Work to be completed:
In the listing below, find every line containing "object" and copy it out.

Start of Records shown

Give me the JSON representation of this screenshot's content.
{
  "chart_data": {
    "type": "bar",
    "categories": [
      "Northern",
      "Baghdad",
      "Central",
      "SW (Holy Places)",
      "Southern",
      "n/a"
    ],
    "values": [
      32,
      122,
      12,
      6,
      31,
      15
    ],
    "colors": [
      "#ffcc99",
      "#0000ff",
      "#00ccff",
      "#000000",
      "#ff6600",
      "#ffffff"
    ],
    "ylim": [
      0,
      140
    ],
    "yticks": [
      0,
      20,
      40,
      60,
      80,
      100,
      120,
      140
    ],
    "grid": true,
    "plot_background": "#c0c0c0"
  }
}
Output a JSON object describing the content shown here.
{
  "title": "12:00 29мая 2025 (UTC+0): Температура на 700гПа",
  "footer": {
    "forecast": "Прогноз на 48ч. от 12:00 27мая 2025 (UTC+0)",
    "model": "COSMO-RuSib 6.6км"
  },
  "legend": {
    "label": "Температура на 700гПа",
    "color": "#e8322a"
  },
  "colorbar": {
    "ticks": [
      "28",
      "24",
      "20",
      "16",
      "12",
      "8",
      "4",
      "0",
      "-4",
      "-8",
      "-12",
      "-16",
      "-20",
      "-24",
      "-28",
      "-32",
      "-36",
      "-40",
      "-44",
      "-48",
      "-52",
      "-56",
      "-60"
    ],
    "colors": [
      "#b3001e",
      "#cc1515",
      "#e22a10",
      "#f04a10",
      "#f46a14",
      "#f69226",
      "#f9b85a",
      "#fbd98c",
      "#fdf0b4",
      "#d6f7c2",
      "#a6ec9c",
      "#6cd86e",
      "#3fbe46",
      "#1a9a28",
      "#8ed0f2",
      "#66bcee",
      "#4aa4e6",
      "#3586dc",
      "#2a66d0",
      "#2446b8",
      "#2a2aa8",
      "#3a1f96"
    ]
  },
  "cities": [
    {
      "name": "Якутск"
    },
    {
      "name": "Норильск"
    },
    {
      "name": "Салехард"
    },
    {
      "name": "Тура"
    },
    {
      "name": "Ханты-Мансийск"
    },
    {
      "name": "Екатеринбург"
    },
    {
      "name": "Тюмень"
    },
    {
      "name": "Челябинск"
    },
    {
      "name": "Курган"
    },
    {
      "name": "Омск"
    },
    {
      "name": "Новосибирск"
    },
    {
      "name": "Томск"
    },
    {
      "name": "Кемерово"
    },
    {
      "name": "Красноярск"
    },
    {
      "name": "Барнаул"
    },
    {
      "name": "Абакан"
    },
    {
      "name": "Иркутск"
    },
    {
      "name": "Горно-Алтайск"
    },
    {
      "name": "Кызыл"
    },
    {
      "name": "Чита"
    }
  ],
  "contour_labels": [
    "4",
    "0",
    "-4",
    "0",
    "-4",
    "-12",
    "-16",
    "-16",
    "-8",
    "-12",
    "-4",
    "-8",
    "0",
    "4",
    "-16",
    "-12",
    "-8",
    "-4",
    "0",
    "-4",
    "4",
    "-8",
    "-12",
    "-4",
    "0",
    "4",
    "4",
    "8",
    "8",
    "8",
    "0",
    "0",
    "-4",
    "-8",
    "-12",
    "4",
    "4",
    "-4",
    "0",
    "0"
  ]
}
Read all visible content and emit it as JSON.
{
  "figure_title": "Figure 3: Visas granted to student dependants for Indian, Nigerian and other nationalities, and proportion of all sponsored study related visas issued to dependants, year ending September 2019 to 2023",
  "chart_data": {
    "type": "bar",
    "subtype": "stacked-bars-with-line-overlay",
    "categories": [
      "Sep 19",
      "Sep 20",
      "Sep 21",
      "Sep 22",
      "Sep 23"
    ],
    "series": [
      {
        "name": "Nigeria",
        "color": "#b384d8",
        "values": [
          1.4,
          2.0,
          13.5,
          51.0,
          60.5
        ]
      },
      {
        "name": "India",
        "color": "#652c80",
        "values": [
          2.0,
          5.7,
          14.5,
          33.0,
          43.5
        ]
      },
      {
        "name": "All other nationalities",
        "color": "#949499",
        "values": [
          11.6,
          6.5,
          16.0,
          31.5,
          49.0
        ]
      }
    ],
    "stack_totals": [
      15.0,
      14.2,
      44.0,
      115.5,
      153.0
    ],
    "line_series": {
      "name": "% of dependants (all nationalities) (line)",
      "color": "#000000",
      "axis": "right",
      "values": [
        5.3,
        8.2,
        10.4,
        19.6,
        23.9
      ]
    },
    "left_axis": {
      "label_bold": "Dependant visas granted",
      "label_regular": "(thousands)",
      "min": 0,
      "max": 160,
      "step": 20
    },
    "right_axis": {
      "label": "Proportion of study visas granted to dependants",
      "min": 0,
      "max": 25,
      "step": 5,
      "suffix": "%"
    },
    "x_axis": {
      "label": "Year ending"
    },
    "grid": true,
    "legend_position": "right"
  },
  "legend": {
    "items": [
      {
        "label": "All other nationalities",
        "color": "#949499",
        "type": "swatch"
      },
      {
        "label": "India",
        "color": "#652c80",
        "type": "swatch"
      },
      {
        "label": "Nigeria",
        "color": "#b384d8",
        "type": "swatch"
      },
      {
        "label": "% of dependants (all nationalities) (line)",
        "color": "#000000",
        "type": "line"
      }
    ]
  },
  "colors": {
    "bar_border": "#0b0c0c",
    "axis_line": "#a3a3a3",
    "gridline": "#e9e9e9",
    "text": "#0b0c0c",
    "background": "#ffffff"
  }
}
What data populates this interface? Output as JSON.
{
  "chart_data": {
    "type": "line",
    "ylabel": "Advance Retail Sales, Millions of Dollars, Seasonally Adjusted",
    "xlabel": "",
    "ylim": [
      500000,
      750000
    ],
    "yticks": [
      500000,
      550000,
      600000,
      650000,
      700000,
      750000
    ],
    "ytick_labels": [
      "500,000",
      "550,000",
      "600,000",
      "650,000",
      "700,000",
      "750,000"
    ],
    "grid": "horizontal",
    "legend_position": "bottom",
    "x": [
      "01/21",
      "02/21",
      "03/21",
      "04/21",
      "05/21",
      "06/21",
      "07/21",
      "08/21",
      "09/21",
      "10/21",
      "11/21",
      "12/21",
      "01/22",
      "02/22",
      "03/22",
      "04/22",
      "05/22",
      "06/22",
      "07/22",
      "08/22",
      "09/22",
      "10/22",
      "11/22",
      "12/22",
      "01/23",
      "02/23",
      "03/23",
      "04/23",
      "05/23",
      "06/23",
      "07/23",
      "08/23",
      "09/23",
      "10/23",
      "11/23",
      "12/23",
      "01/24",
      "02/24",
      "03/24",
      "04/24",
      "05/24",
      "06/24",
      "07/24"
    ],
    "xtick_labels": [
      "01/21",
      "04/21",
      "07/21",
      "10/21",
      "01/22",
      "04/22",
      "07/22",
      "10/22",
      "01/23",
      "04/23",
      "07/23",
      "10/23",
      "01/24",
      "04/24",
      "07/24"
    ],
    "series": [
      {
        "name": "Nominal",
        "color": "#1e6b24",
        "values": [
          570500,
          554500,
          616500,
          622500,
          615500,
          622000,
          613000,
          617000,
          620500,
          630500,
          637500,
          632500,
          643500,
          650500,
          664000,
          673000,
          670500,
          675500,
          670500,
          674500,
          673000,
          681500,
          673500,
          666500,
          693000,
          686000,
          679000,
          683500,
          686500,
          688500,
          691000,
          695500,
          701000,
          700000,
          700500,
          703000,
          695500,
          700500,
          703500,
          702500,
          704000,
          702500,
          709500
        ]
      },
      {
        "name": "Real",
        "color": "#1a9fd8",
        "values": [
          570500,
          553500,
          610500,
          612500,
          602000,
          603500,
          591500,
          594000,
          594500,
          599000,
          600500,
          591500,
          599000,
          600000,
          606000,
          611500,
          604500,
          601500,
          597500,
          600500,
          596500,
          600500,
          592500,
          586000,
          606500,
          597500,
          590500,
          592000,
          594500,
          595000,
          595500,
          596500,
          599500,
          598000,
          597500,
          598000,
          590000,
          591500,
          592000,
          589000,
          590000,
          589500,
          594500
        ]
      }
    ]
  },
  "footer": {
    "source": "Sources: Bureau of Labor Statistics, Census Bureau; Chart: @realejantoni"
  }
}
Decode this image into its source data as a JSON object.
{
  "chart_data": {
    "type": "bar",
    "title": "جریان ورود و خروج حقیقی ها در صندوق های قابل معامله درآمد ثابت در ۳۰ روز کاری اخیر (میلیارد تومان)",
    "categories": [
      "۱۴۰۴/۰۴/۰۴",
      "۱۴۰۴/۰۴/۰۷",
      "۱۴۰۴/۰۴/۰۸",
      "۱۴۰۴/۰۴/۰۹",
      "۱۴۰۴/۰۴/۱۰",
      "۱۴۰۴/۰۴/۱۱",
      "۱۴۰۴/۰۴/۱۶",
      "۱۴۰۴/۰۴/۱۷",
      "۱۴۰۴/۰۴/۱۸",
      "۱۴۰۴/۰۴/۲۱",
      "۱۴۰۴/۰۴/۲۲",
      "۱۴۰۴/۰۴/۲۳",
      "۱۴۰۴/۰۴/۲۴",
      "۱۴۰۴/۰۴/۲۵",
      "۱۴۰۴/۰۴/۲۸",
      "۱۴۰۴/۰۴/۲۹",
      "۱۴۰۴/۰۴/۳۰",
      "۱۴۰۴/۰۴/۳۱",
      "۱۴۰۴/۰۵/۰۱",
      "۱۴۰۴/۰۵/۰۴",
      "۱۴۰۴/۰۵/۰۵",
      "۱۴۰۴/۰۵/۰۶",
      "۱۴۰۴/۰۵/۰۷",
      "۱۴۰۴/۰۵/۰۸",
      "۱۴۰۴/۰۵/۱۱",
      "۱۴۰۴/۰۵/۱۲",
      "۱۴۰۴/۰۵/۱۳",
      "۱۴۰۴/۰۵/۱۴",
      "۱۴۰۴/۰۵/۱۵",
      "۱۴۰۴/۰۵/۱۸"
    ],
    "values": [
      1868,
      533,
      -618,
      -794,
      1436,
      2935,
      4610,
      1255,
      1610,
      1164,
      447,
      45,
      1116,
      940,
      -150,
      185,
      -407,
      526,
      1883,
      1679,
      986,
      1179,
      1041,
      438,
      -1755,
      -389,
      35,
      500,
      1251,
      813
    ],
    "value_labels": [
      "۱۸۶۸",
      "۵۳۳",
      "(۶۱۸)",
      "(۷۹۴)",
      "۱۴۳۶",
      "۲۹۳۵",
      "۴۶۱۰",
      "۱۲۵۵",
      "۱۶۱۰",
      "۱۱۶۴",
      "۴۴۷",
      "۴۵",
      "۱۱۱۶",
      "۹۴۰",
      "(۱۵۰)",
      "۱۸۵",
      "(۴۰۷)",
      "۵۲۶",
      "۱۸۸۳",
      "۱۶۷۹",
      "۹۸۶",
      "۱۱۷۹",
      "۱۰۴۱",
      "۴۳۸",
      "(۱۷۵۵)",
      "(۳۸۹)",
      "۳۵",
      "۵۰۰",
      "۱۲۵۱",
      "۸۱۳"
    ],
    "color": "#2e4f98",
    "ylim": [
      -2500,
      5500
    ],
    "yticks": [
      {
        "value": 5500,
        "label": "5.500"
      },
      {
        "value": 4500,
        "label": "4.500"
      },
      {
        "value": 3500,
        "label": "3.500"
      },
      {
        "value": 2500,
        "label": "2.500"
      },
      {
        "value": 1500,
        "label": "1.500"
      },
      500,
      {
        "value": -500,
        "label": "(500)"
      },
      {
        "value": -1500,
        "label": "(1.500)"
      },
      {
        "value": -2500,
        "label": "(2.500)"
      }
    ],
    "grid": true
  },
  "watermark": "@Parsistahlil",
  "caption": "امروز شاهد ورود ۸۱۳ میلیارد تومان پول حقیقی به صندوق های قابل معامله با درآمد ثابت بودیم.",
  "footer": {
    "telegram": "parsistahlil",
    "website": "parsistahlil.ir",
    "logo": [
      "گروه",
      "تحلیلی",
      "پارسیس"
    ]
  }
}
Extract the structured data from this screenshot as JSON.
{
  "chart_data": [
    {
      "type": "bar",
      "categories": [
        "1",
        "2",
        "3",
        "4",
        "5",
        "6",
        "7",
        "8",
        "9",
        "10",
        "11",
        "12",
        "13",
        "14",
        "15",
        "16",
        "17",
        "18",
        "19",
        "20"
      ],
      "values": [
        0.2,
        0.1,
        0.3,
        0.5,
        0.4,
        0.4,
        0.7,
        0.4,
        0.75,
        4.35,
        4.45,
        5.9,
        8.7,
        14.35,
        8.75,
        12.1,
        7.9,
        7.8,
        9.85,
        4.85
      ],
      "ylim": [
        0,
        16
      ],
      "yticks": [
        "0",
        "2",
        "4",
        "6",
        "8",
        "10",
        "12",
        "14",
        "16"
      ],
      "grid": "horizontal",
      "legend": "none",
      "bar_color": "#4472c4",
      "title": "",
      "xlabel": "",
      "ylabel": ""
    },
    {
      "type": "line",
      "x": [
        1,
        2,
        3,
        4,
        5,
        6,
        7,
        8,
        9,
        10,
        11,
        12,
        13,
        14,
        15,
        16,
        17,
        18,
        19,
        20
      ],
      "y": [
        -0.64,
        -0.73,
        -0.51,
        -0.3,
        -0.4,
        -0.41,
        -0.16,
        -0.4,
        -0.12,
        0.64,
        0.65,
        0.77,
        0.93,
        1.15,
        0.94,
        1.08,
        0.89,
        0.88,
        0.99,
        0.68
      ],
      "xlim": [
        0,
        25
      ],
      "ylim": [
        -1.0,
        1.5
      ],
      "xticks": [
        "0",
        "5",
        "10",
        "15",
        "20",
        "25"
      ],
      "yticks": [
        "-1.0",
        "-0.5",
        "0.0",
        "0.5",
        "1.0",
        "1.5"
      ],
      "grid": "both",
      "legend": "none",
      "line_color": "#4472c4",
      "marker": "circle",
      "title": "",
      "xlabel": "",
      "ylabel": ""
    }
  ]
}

End of Records shown

Expected answer:
Output a JSON object describing the content shown here.
Decode this image into its source data as a JSON object.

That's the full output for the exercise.